EXERCISE: Rewrite every entry with "intent-segment" replaced by "intent-slice" and everything else unchanged. Leave out the pictures.

INPUT FOR THIS TASK:
%%

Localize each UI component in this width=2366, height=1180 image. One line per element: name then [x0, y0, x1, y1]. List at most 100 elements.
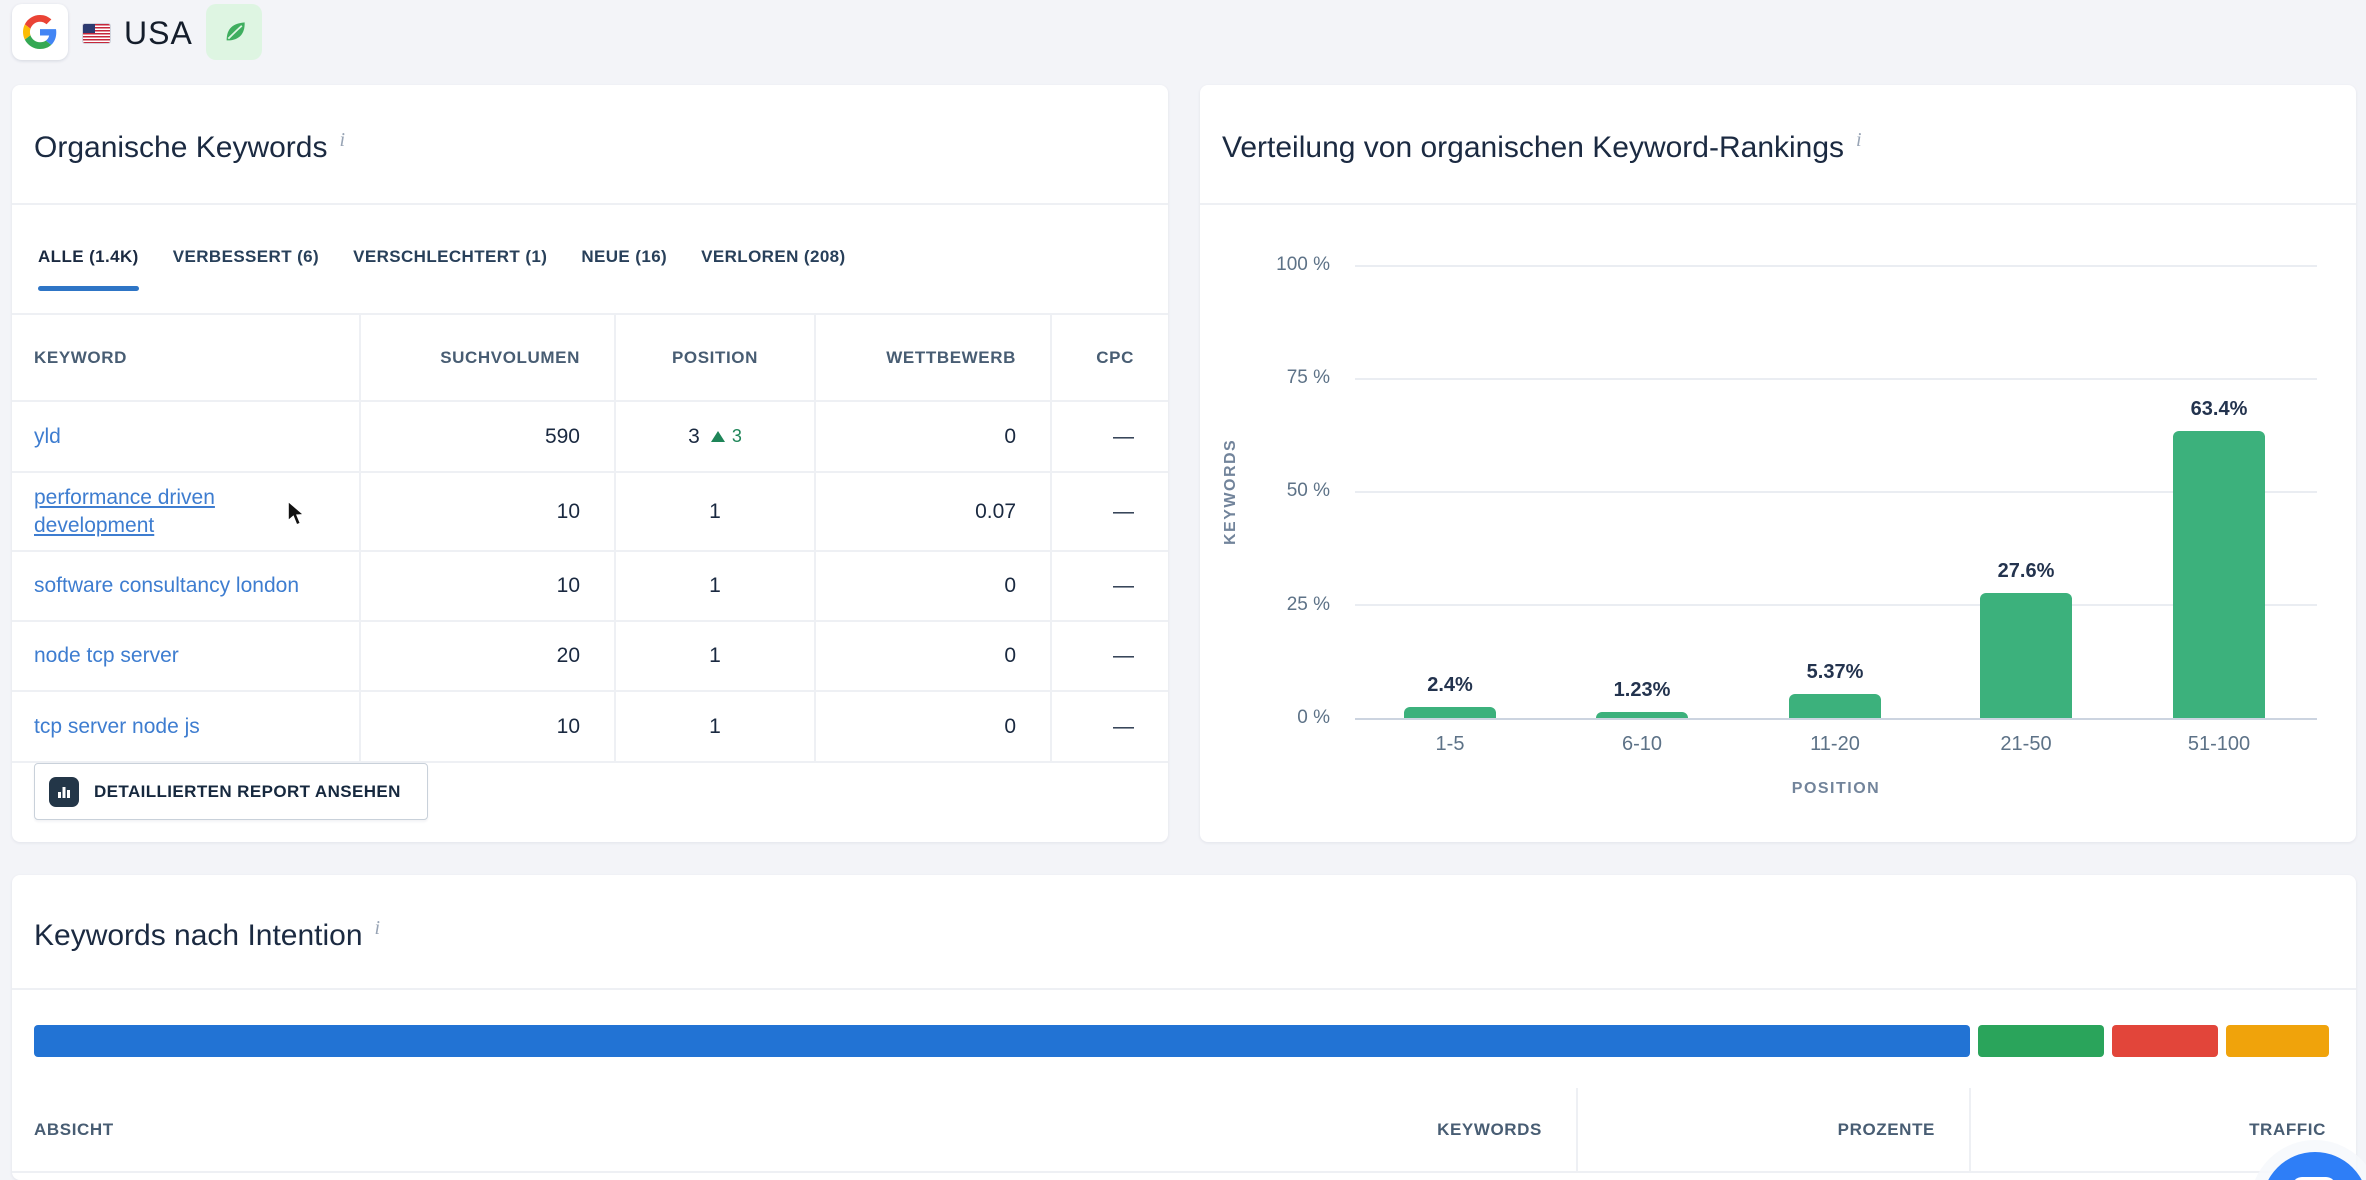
- volume-value: 20: [556, 644, 580, 667]
- tab-verschlechtert[interactable]: VERSCHLECHTERT (1): [353, 247, 548, 266]
- competition-value: 0: [1004, 714, 1016, 738]
- organic-keywords-title: Organische Keywords i: [34, 129, 346, 164]
- y-tick: 50 %: [1286, 480, 1330, 501]
- position-change: 3: [731, 426, 742, 446]
- ranking-bar-value: 1.23%: [1613, 679, 1671, 702]
- col-wettbewerb[interactable]: WETTBEWERB: [886, 347, 1016, 367]
- gridline: [1355, 265, 2317, 267]
- col-traffic: TRAFFIC: [2249, 1119, 2326, 1139]
- position-value: 1: [709, 644, 721, 667]
- x-category: 1-5: [1435, 733, 1465, 755]
- info-icon[interactable]: i: [1856, 129, 1862, 151]
- y-tick: 75 %: [1286, 367, 1330, 388]
- col-prozente: PROZENTE: [1837, 1119, 1935, 1139]
- leaf-toggle[interactable]: [206, 4, 262, 60]
- table-header-row: KEYWORD SUCHVOLUMEN POSITION WETTBEWERB …: [12, 315, 1168, 402]
- col-keywords: KEYWORDS: [1437, 1119, 1542, 1139]
- intent-segment[interactable]: [1978, 1025, 2104, 1057]
- x-axis-label: POSITION: [1791, 780, 1881, 797]
- volume-value: 10: [556, 574, 580, 597]
- col-suchvolumen[interactable]: SUCHVOLUMEN: [440, 347, 580, 367]
- competition-value: 0: [1004, 644, 1016, 667]
- volume-value: 10: [556, 714, 580, 738]
- col-position[interactable]: POSITION: [671, 347, 759, 367]
- cpc-value: —: [1113, 574, 1134, 597]
- tab-alle[interactable]: ALLE (1.4K): [38, 247, 139, 291]
- ranking-bar[interactable]: [1980, 592, 2072, 718]
- tab-verbessert[interactable]: VERBESSERT (6): [172, 247, 320, 266]
- position-value: 1: [709, 499, 721, 523]
- x-category: 51-100: [2187, 733, 2251, 755]
- us-flag-icon[interactable]: [83, 24, 110, 43]
- ranking-bar-value: 27.6%: [1997, 559, 2055, 582]
- intent-segment[interactable]: [2112, 1025, 2218, 1057]
- ranking-bar[interactable]: [2173, 430, 2265, 718]
- tab-verloren[interactable]: VERLOREN (208): [701, 247, 846, 266]
- table-row: software consultancy london 10 1 0 —: [12, 552, 1168, 622]
- keyword-link[interactable]: tcp server node js: [34, 714, 200, 738]
- table-row: performance driven development 10 1 0.07…: [12, 473, 1168, 552]
- y-tick: 100 %: [1276, 254, 1330, 275]
- organic-keywords-table: KEYWORD SUCHVOLUMEN POSITION WETTBEWERB …: [12, 313, 1168, 763]
- cpc-value: —: [1113, 714, 1134, 738]
- ranking-bar[interactable]: [1404, 707, 1496, 718]
- bar-chart-icon: [49, 776, 79, 807]
- keyword-link[interactable]: performance driven development: [34, 486, 215, 537]
- google-g-icon: [23, 15, 57, 49]
- info-icon[interactable]: i: [339, 129, 346, 151]
- position-value: 3: [688, 424, 700, 448]
- divider: [1200, 203, 2356, 205]
- col-keyword[interactable]: KEYWORD: [34, 347, 127, 367]
- leaf-icon: [226, 21, 245, 40]
- tab-neue[interactable]: NEUE (16): [581, 247, 668, 266]
- gridline: [1355, 378, 2317, 380]
- volume-value: 590: [544, 424, 580, 448]
- info-icon[interactable]: i: [374, 917, 381, 939]
- intent-table-header: ABSICHT KEYWORDS PROZENTE TRAFFIC: [12, 1088, 2356, 1173]
- ranking-bar-value: 63.4%: [2190, 397, 2248, 420]
- country-label[interactable]: USA: [124, 15, 193, 51]
- divider: [12, 203, 1168, 205]
- keyword-link[interactable]: node tcp server: [34, 644, 179, 668]
- volume-value: 10: [556, 499, 580, 523]
- x-category: 11-20: [1810, 733, 1860, 755]
- y-tick: 25 %: [1286, 594, 1330, 615]
- intent-stacked-bar: [34, 1025, 2331, 1057]
- organic-tabs: ALLE (1.4K) VERBESSERT (6) VERSCHLECHTER…: [38, 247, 846, 291]
- y-tick: 0 %: [1297, 707, 1330, 728]
- divider: [12, 988, 2356, 990]
- competition-value: 0.07: [975, 499, 1016, 523]
- cpc-value: —: [1113, 499, 1134, 523]
- cpc-value: —: [1113, 644, 1134, 667]
- ranking-bar-value: 2.4%: [1427, 674, 1473, 697]
- keywords-by-intent-card: Keywords nach Intention i ABSICHT KEYWORD…: [12, 875, 2356, 1180]
- intent-segment[interactable]: [34, 1025, 1970, 1057]
- position-value: 1: [709, 574, 721, 597]
- table-row: node tcp server 20 1 0 —: [12, 622, 1168, 692]
- google-logo-box: [12, 4, 68, 60]
- ranking-bar[interactable]: [1789, 693, 1881, 718]
- keyword-link[interactable]: yld: [34, 424, 61, 448]
- organic-keywords-card: Organische Keywords i ALLE (1.4K) VERBESS…: [12, 85, 1168, 842]
- col-cpc[interactable]: CPC: [1096, 347, 1134, 367]
- col-absicht: ABSICHT: [34, 1119, 114, 1139]
- keywords-by-intent-title: Keywords nach Intention i: [34, 917, 381, 952]
- table-row: tcp server node js 10 1 0 —: [12, 692, 1168, 763]
- ranking-bar[interactable]: [1596, 712, 1688, 718]
- position-up-icon: [710, 431, 725, 442]
- table-row: yld 590 3 3 0 —: [12, 402, 1168, 473]
- intent-segment[interactable]: [2226, 1025, 2329, 1057]
- detailed-report-button[interactable]: DETAILLIERTEN REPORT ANSEHEN: [34, 763, 428, 820]
- ranking-bar-chart: 2.4% 1.23% 5.37% 27.6% 63.4%: [1355, 265, 2317, 720]
- x-category: 6-10: [1621, 733, 1663, 755]
- chat-icon: [2292, 1177, 2336, 1180]
- gridline: [1355, 491, 2317, 493]
- position-value: 1: [709, 714, 721, 738]
- keyword-link[interactable]: software consultancy london: [34, 574, 299, 598]
- ranking-distribution-title: Verteilung von organischen Keyword-Ranki…: [1222, 129, 1862, 164]
- competition-value: 0: [1004, 424, 1016, 448]
- ranking-distribution-card: Verteilung von organischen Keyword-Ranki…: [1200, 85, 2356, 842]
- cpc-value: —: [1113, 424, 1134, 448]
- x-category: 21-50: [2000, 733, 2052, 755]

%%

TASK RESPONSE:
Localize each UI component in this width=2366, height=1180 image. One line per element: name then [x0, y0, x1, y1]. List at most 100 elements.
- volume-value: 20: [556, 644, 580, 667]
- tab-verschlechtert[interactable]: VERSCHLECHTERT (1): [353, 247, 548, 266]
- competition-value: 0: [1004, 714, 1016, 738]
- organic-keywords-title: Organische Keywords i: [34, 129, 346, 164]
- y-tick: 50 %: [1286, 480, 1330, 501]
- position-change: 3: [731, 426, 742, 446]
- ranking-bar-value: 1.23%: [1613, 679, 1671, 702]
- col-wettbewerb[interactable]: WETTBEWERB: [886, 347, 1016, 367]
- gridline: [1355, 265, 2317, 267]
- col-traffic: TRAFFIC: [2249, 1119, 2326, 1139]
- position-value: 1: [709, 644, 721, 667]
- x-category: 1-5: [1435, 733, 1465, 755]
- info-icon[interactable]: i: [1856, 129, 1862, 151]
- y-tick: 75 %: [1286, 367, 1330, 388]
- col-prozente: PROZENTE: [1837, 1119, 1935, 1139]
- leaf-toggle[interactable]: [206, 4, 262, 60]
- table-header-row: KEYWORD SUCHVOLUMEN POSITION WETTBEWERB …: [12, 315, 1168, 402]
- col-keywords: KEYWORDS: [1437, 1119, 1542, 1139]
- intent-slice[interactable]: [1978, 1025, 2104, 1057]
- x-axis-label: POSITION: [1791, 780, 1881, 797]
- volume-value: 10: [556, 574, 580, 597]
- col-suchvolumen[interactable]: SUCHVOLUMEN: [440, 347, 580, 367]
- competition-value: 0: [1004, 644, 1016, 667]
- volume-value: 10: [556, 714, 580, 738]
- col-position[interactable]: POSITION: [671, 347, 759, 367]
- cpc-value: —: [1113, 574, 1134, 597]
- tab-alle[interactable]: ALLE (1.4K): [38, 247, 139, 291]
- ranking-bar[interactable]: [1980, 592, 2072, 718]
- tab-verbessert[interactable]: VERBESSERT (6): [172, 247, 320, 266]
- position-value: 1: [709, 499, 721, 523]
- x-category: 51-100: [2187, 733, 2251, 755]
- us-flag-icon[interactable]: [83, 24, 110, 43]
- ranking-bar-value: 27.6%: [1997, 559, 2055, 582]
- intent-slice[interactable]: [2112, 1025, 2218, 1057]
- ranking-bar[interactable]: [2173, 430, 2265, 718]
- tab-verloren[interactable]: VERLOREN (208): [701, 247, 846, 266]
- table-row: software consultancy london 10 1 0 —: [12, 552, 1168, 622]
- keyword-link[interactable]: tcp server node js: [34, 714, 200, 738]
- table-row: performance driven development 10 1 0.07…: [12, 473, 1168, 552]
- y-tick: 100 %: [1276, 254, 1330, 275]
- organic-keywords-table: KEYWORD SUCHVOLUMEN POSITION WETTBEWERB …: [12, 313, 1168, 763]
- cpc-value: —: [1113, 714, 1134, 738]
- ranking-bar[interactable]: [1404, 707, 1496, 718]
- bar-chart-icon: [49, 776, 79, 807]
- keyword-link[interactable]: performance driven development: [34, 486, 215, 537]
- google-g-icon: [23, 15, 57, 49]
- info-icon[interactable]: i: [339, 129, 346, 151]
- position-value: 3: [688, 424, 700, 448]
- divider: [1200, 203, 2356, 205]
- col-keyword[interactable]: KEYWORD: [34, 347, 127, 367]
- leaf-icon: [226, 21, 245, 40]
- tab-neue[interactable]: NEUE (16): [581, 247, 668, 266]
- gridline: [1355, 378, 2317, 380]
- volume-value: 590: [544, 424, 580, 448]
- info-icon[interactable]: i: [374, 917, 381, 939]
- intent-table-header: ABSICHT KEYWORDS PROZENTE TRAFFIC: [12, 1088, 2356, 1173]
- ranking-bar-value: 63.4%: [2190, 397, 2248, 420]
- country-label[interactable]: USA: [124, 15, 193, 51]
- divider: [12, 203, 1168, 205]
- keyword-link[interactable]: node tcp server: [34, 644, 179, 668]
- volume-value: 10: [556, 499, 580, 523]
- x-category: 11-20: [1810, 733, 1860, 755]
- y-tick: 25 %: [1286, 594, 1330, 615]
- intent-stacked-bar: [34, 1025, 2331, 1057]
- organic-tabs: ALLE (1.4K) VERBESSERT (6) VERSCHLECHTER…: [38, 247, 846, 291]
- y-tick: 0 %: [1297, 707, 1330, 728]
- divider: [12, 988, 2356, 990]
- competition-value: 0.07: [975, 499, 1016, 523]
- cpc-value: —: [1113, 499, 1134, 523]
- cpc-value: —: [1113, 644, 1134, 667]
- ranking-bar-value: 2.4%: [1427, 674, 1473, 697]
- keywords-by-intent-card: Keywords nach Intention i ABSICHT KEYWORD…: [12, 875, 2356, 1180]
- intent-slice[interactable]: [34, 1025, 1970, 1057]
- position-value: 1: [709, 574, 721, 597]
- table-row: node tcp server 20 1 0 —: [12, 622, 1168, 692]
- google-logo-box: [12, 4, 68, 60]
- ranking-bar[interactable]: [1789, 693, 1881, 718]
- keyword-link[interactable]: yld: [34, 424, 61, 448]
- organic-keywords-card: Organische Keywords i ALLE (1.4K) VERBESS…: [12, 85, 1168, 842]
- col-cpc[interactable]: CPC: [1096, 347, 1134, 367]
- col-absicht: ABSICHT: [34, 1119, 114, 1139]
- keywords-by-intent-title: Keywords nach Intention i: [34, 917, 381, 952]
- table-row: tcp server node js 10 1 0 —: [12, 692, 1168, 763]
- ranking-bar[interactable]: [1596, 712, 1688, 718]
- position-up-icon: [710, 431, 725, 442]
- table-row: yld 590 3 3 0 —: [12, 402, 1168, 473]
- intent-slice[interactable]: [2226, 1025, 2329, 1057]
- detailed-report-button[interactable]: DETAILLIERTEN REPORT ANSEHEN: [34, 763, 428, 820]
- ranking-bar-chart: 2.4% 1.23% 5.37% 27.6% 63.4%: [1355, 265, 2317, 720]
- x-category: 6-10: [1621, 733, 1663, 755]
- chat-icon: [2292, 1177, 2336, 1180]
- gridline: [1355, 491, 2317, 493]
- position-value: 1: [709, 714, 721, 738]
- keyword-link[interactable]: software consultancy london: [34, 574, 299, 598]
- ranking-distribution-title: Verteilung von organischen Keyword-Ranki…: [1222, 129, 1862, 164]
- competition-value: 0: [1004, 424, 1016, 448]
- ranking-distribution-card: Verteilung von organischen Keyword-Ranki…: [1200, 85, 2356, 842]
- cpc-value: —: [1113, 424, 1134, 448]
- x-category: 21-50: [2000, 733, 2052, 755]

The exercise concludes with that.